(Data shown):
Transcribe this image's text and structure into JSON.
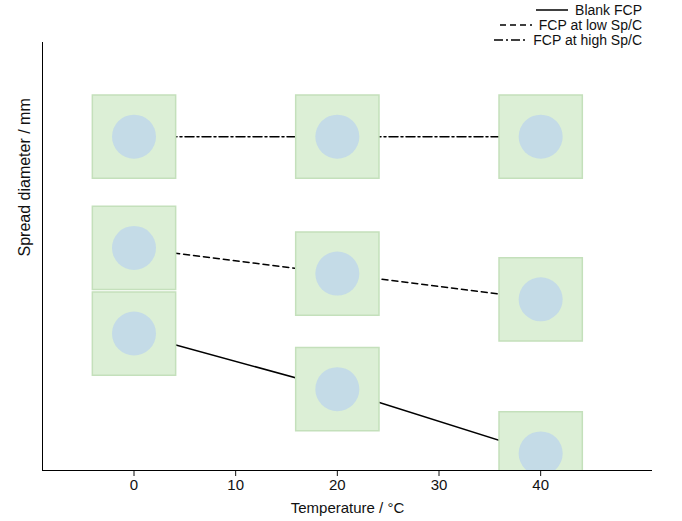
{
  "chart_data": {
    "type": "line",
    "x_label": "Temperature / °C",
    "y_label": "Spread diameter / mm",
    "x": [
      0,
      20,
      40
    ],
    "xlim": [
      -9,
      51
    ],
    "xticks": [
      0,
      10,
      20,
      30,
      40
    ],
    "ylim": [
      0,
      100
    ],
    "tick_labels": "x",
    "legend": "top",
    "series": [
      {
        "name": "Blank FCP",
        "color": "#000000",
        "line_style": "solid",
        "values": [
          32,
          19,
          4
        ]
      },
      {
        "name": "FCP at low Sp/C",
        "color": "#000000",
        "line_style": "dashed",
        "values": [
          52,
          46,
          40
        ]
      },
      {
        "name": "FCP at high Sp/C",
        "color": "#000000",
        "line_style": "dashdot",
        "values": [
          78,
          78,
          78
        ]
      }
    ]
  }
}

(Goal):
Find how many lines in the listing hold "name", and reply with that number only.

(Written reply):
3